## WHAT TO PRODUCE
Which lines in the records below contain the word "VAST"? Copy each one out.
——————
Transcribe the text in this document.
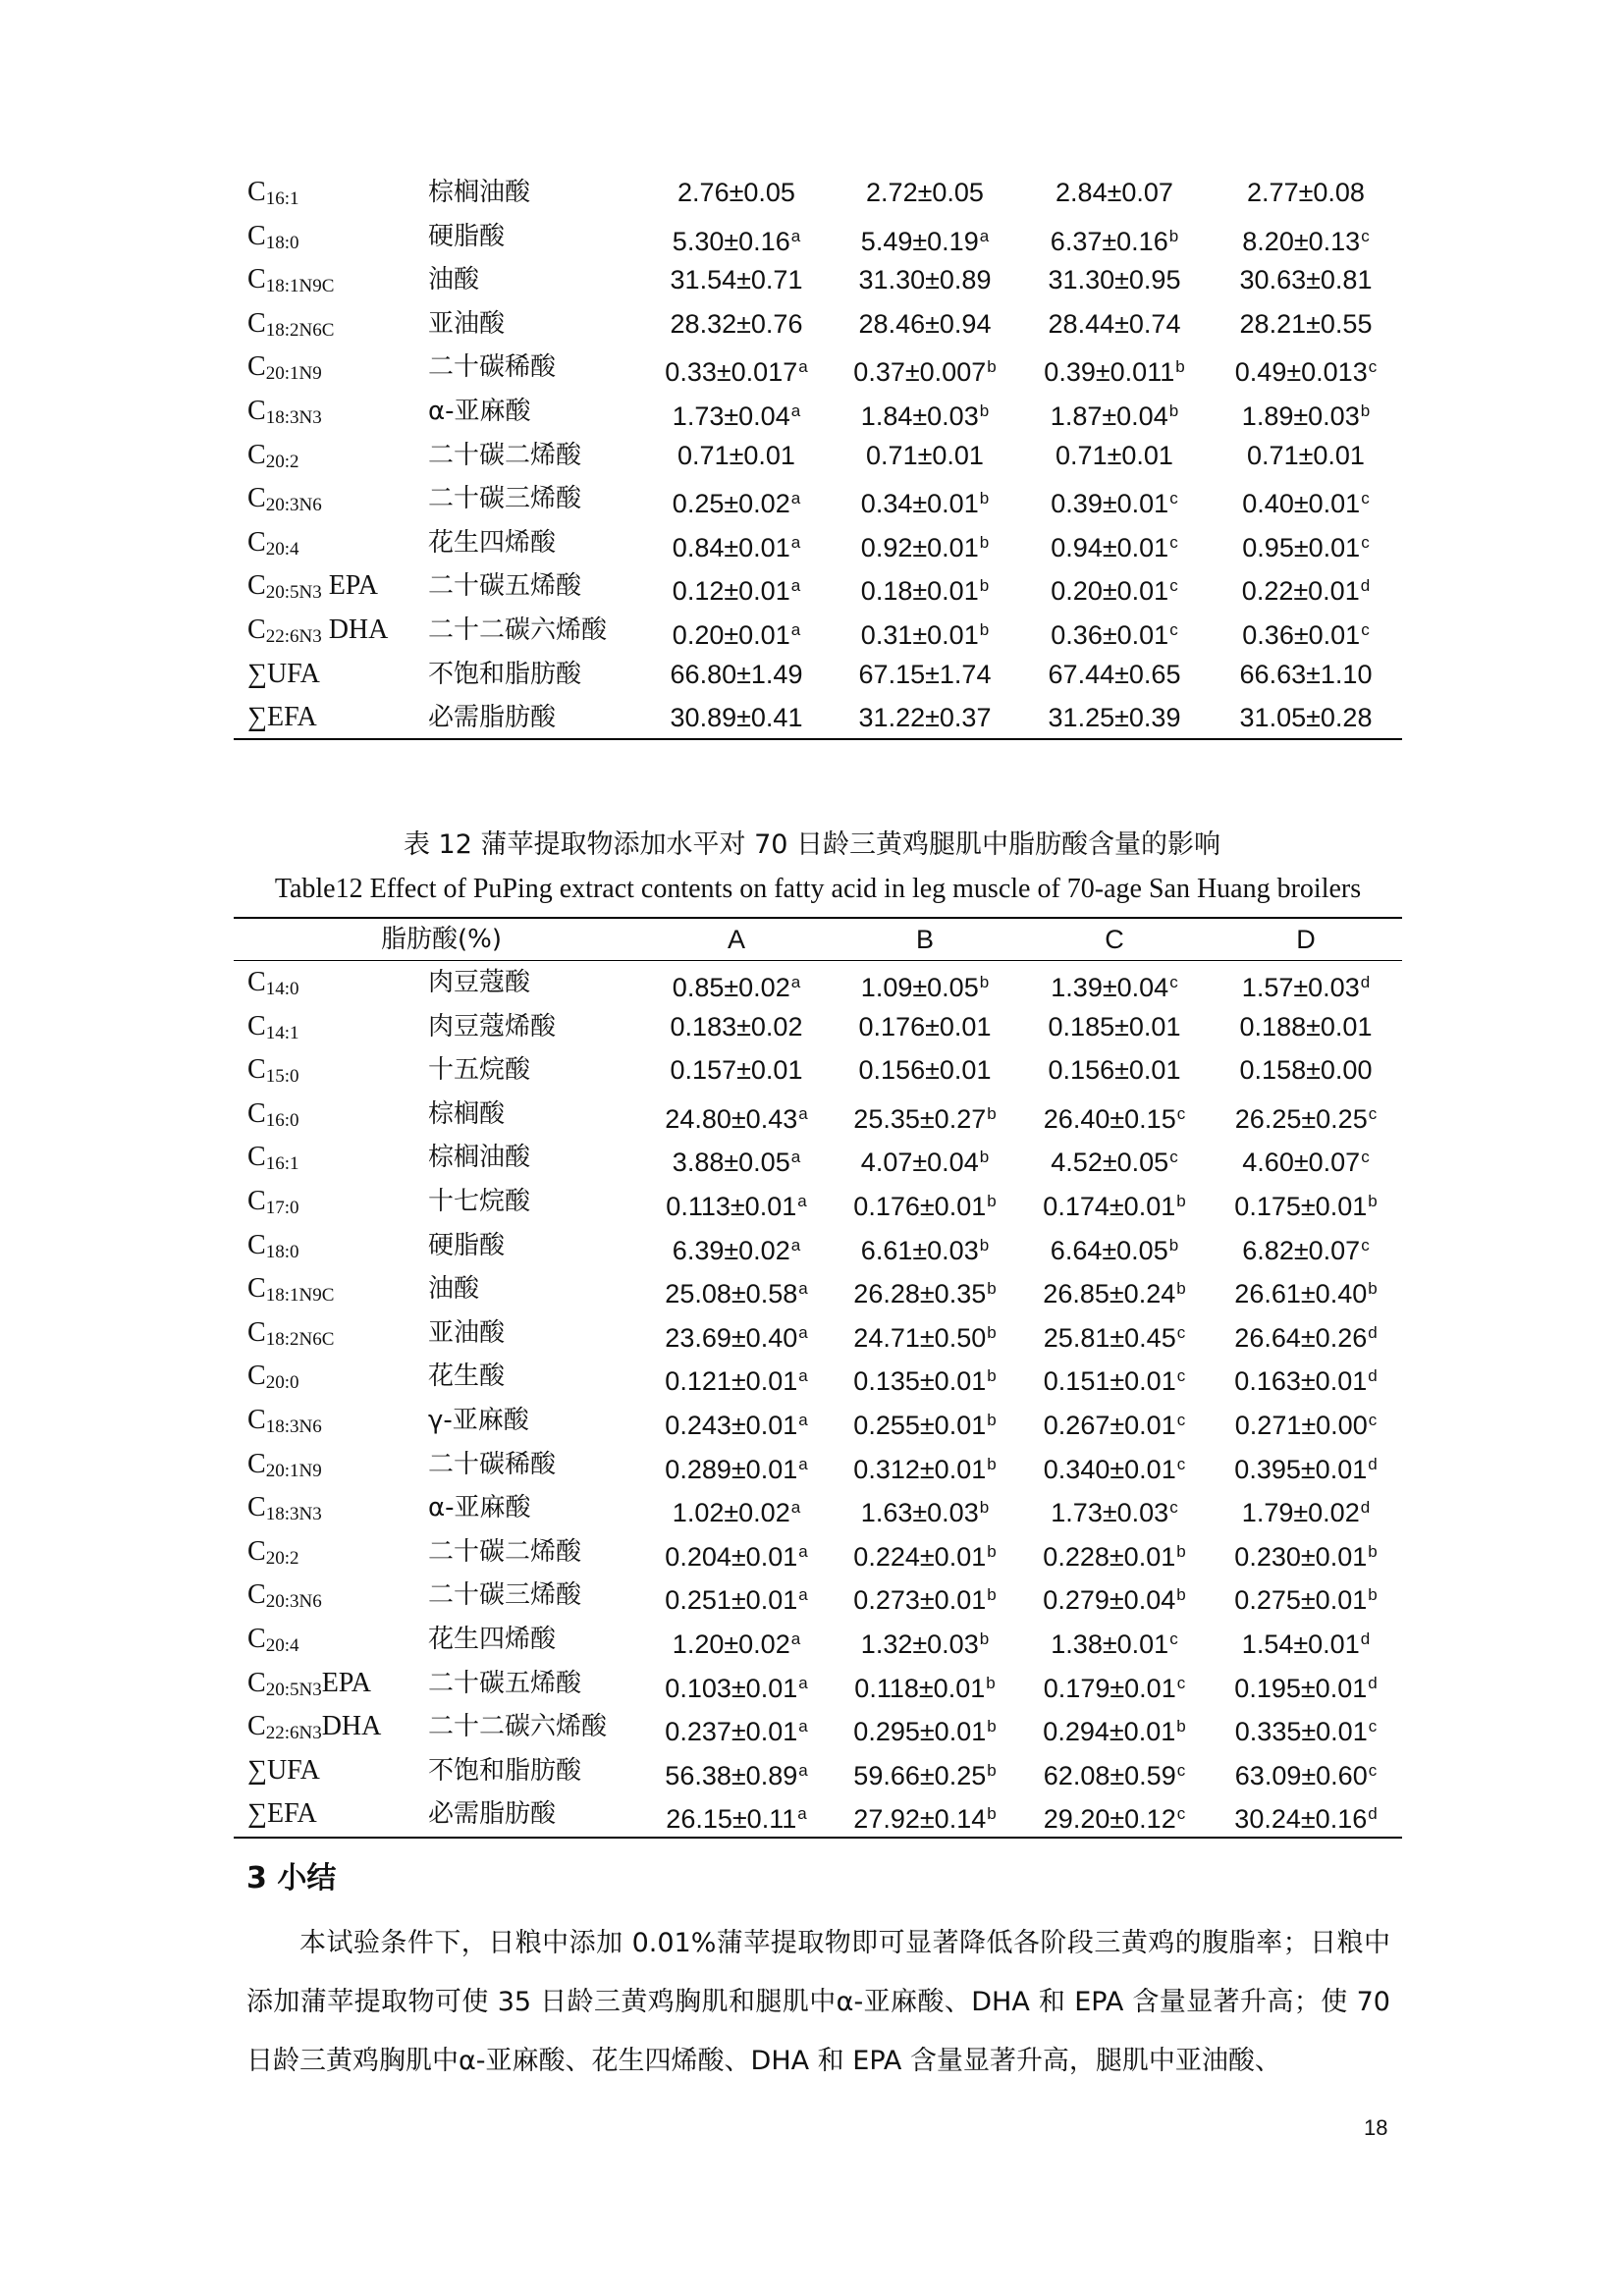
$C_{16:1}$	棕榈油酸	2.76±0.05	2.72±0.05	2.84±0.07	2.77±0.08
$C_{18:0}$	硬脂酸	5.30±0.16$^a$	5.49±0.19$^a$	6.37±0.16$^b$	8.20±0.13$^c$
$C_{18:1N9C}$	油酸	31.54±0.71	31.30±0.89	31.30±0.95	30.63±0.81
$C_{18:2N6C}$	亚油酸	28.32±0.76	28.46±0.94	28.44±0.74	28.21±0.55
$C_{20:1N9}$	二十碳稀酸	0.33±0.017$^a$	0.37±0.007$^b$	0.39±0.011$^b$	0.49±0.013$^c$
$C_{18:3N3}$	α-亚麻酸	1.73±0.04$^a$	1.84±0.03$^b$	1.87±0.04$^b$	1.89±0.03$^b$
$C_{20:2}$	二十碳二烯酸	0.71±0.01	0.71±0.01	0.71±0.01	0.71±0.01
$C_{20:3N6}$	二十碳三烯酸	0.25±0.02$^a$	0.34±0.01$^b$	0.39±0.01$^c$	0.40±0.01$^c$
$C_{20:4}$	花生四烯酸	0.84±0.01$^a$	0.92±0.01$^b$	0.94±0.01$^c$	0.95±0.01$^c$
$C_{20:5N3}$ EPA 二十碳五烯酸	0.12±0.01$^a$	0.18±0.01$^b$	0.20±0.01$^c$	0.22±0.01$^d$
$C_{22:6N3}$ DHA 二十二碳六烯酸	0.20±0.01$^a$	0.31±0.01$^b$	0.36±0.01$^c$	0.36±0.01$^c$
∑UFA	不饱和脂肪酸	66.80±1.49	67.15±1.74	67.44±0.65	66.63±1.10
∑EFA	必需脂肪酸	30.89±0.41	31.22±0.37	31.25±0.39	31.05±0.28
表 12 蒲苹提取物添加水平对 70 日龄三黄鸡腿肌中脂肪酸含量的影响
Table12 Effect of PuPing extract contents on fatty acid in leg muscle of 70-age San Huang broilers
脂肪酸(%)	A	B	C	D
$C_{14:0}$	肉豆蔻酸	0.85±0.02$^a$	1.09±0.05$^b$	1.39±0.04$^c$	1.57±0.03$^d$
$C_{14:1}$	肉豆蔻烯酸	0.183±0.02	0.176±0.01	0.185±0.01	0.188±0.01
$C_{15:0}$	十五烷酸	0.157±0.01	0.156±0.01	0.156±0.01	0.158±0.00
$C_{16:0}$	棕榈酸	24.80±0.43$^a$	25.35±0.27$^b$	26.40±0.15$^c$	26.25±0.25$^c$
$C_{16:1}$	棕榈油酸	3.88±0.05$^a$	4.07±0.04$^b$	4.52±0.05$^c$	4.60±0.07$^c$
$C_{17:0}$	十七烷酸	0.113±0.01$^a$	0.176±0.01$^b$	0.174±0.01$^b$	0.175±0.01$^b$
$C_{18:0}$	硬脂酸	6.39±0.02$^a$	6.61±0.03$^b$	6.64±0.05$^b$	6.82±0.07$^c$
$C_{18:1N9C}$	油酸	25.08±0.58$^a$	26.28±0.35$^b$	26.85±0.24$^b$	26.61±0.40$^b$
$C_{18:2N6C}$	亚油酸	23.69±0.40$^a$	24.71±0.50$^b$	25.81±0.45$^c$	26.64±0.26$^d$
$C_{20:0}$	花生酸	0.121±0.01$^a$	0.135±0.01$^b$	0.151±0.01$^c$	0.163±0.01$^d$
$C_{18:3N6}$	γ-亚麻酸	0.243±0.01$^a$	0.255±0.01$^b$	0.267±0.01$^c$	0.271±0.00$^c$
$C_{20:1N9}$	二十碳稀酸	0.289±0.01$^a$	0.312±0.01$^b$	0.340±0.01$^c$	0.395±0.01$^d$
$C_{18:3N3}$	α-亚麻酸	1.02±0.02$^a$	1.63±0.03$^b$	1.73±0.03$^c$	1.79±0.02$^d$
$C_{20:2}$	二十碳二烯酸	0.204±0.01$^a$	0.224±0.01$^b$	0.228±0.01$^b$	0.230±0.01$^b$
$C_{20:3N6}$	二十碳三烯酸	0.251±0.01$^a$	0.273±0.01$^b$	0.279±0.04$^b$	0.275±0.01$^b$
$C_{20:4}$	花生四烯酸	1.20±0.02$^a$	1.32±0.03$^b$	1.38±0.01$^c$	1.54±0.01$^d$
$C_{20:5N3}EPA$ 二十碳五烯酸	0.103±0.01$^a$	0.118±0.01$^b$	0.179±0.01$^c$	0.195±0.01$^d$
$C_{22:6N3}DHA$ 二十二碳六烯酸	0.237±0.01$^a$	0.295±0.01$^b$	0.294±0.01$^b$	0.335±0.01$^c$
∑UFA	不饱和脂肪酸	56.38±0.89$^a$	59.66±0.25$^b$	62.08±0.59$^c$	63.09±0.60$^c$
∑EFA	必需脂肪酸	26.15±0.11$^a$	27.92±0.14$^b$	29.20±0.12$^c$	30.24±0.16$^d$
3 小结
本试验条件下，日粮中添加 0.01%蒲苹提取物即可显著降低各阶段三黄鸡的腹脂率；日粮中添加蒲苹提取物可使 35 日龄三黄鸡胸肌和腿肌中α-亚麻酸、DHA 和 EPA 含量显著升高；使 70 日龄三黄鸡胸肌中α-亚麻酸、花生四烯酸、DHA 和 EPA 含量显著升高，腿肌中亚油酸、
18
——————
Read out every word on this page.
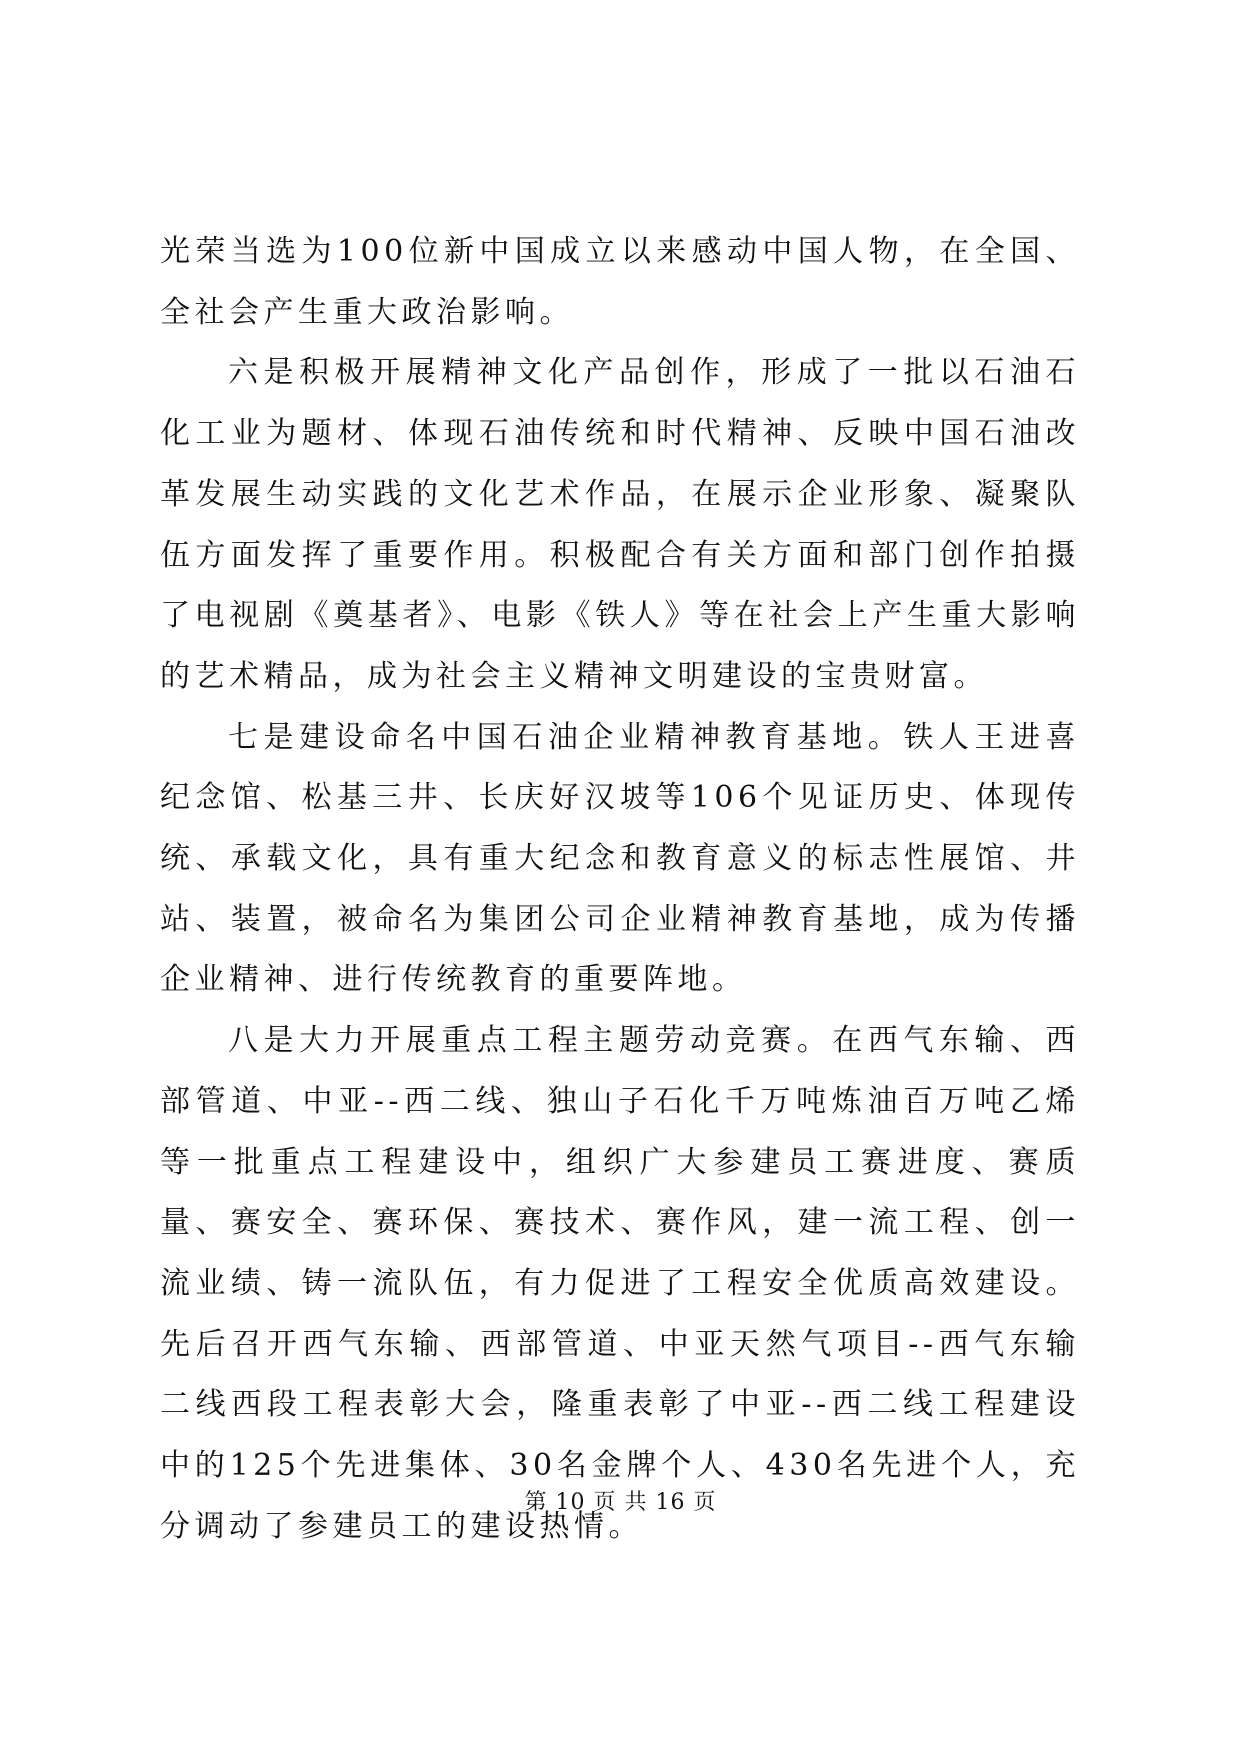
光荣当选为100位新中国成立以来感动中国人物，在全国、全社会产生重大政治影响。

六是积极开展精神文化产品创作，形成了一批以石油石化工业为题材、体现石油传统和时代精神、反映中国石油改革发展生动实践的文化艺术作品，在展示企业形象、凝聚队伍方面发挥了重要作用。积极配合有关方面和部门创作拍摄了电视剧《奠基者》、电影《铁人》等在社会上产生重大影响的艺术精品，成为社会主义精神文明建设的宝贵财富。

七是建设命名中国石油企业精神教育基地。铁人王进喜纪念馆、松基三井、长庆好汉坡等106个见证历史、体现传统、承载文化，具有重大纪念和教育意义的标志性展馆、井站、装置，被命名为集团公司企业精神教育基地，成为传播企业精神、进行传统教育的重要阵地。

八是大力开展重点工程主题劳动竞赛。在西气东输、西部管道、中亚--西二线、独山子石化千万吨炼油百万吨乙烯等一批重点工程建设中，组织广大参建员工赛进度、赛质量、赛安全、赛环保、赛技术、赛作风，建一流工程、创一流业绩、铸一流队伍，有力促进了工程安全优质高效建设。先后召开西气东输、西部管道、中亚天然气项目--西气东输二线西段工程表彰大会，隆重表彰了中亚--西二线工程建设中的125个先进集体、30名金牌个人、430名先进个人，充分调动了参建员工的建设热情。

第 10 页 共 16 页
——————
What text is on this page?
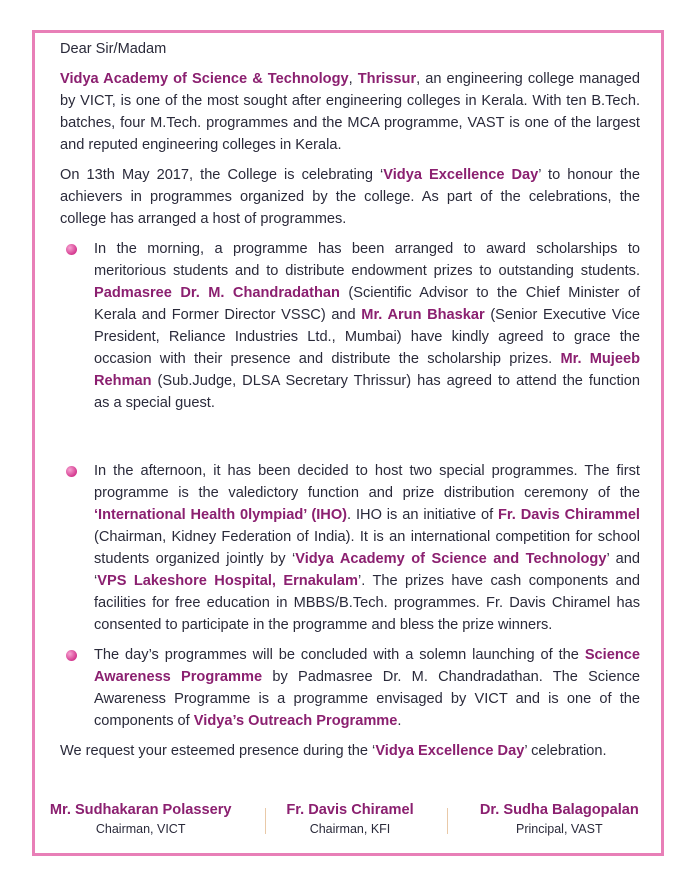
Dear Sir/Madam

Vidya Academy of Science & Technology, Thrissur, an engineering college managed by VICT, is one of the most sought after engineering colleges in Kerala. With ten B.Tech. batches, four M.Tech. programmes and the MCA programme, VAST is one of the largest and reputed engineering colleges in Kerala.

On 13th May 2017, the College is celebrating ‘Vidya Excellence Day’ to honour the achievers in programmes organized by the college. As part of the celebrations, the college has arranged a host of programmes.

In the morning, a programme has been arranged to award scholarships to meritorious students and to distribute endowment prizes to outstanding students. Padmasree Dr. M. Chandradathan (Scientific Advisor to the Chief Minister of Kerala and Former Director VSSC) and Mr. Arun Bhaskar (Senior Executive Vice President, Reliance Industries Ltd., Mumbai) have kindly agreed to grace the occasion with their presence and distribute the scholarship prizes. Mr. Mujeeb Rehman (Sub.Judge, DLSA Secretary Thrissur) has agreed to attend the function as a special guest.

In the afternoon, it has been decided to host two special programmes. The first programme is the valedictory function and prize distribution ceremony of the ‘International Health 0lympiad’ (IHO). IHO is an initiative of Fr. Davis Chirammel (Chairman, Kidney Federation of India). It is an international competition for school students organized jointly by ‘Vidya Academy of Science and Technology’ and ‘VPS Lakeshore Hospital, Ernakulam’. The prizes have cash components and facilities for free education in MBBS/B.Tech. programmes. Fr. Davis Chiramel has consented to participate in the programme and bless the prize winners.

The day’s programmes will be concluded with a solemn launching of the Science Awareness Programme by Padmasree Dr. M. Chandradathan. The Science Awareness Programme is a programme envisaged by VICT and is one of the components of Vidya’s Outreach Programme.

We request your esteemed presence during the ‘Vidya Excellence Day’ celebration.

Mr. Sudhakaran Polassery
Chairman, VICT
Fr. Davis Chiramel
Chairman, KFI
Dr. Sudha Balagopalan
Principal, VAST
——————
## WRITTEN ANSWER
Vidya Academy of Science & Technology, Thrissur, an engineering college managed by VICT, is one of the most sought after engineering colleges in Kerala. With ten B.Tech. batches, four M.Tech. programmes and the MCA programme, VAST is one of the largest and reputed engineering colleges in Kerala.
Principal, VAST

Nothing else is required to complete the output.